Saved entries:
-- Begin --
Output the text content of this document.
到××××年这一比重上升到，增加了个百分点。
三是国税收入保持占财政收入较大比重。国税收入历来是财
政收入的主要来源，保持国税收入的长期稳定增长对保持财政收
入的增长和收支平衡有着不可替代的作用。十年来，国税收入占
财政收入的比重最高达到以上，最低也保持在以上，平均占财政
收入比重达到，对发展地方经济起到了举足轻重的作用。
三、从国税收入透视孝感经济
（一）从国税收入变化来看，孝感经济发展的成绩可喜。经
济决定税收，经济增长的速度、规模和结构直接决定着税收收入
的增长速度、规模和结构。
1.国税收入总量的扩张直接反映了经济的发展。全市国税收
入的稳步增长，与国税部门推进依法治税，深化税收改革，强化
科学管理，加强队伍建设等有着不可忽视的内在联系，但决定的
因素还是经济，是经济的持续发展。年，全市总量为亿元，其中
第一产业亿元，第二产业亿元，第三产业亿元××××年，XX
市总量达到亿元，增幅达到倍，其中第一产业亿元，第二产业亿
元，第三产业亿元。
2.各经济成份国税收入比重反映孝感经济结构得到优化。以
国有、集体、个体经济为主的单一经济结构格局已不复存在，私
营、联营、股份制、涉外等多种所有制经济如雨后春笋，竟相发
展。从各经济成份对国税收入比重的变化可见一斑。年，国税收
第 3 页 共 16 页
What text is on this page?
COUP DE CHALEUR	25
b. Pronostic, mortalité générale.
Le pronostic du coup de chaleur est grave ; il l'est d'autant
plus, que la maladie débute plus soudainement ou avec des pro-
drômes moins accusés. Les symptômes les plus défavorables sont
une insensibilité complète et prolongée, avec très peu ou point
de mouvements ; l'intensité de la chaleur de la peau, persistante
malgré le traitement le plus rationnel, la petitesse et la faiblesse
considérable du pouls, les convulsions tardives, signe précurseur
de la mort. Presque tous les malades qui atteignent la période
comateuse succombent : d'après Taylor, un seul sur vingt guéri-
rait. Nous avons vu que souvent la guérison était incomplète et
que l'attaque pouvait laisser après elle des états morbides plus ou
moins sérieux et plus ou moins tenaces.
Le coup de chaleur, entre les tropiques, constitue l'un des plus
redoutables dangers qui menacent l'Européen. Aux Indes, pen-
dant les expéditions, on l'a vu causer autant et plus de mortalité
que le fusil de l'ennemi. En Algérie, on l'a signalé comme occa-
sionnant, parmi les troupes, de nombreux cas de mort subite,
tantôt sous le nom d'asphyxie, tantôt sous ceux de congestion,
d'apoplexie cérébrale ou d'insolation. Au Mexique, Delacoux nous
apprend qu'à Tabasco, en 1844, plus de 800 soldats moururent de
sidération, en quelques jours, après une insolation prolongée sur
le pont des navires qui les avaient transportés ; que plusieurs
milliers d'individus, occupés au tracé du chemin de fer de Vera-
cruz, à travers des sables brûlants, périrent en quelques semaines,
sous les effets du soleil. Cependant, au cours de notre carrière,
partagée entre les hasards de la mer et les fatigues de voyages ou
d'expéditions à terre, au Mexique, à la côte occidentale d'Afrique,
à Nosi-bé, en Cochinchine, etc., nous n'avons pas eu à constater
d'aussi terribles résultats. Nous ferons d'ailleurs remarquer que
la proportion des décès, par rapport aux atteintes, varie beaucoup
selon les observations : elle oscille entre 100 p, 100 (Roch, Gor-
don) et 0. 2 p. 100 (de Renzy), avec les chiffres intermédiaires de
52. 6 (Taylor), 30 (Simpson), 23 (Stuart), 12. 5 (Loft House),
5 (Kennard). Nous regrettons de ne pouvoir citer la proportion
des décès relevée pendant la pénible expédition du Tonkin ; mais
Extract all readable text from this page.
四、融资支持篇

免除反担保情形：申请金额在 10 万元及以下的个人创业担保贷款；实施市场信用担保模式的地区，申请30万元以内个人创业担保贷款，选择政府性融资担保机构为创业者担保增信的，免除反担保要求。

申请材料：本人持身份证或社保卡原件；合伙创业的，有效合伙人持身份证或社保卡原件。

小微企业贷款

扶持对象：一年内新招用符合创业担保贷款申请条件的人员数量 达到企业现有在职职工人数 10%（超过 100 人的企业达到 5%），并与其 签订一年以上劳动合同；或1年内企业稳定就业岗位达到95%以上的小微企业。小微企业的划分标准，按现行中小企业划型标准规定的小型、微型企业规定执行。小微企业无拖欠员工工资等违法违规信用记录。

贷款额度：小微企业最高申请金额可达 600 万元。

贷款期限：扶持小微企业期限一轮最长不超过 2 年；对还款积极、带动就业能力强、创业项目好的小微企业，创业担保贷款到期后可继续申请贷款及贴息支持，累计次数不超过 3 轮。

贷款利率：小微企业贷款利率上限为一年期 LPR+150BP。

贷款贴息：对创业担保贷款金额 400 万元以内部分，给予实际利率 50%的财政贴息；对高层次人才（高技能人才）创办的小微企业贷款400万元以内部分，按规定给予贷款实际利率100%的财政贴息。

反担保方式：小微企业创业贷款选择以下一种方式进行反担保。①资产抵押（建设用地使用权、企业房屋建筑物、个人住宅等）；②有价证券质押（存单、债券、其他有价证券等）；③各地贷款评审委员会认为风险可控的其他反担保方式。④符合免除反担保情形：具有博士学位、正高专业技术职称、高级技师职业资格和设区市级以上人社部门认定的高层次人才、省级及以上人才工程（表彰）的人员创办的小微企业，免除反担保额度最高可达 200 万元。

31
-- End --
• What the exercise asks: Pull out all lines from the entries above in which the word "mortalité" appears.

• The solution:
b. Pronostic, mortalité générale.
dant les expéditions, on l'a vu causer autant et plus de mortalité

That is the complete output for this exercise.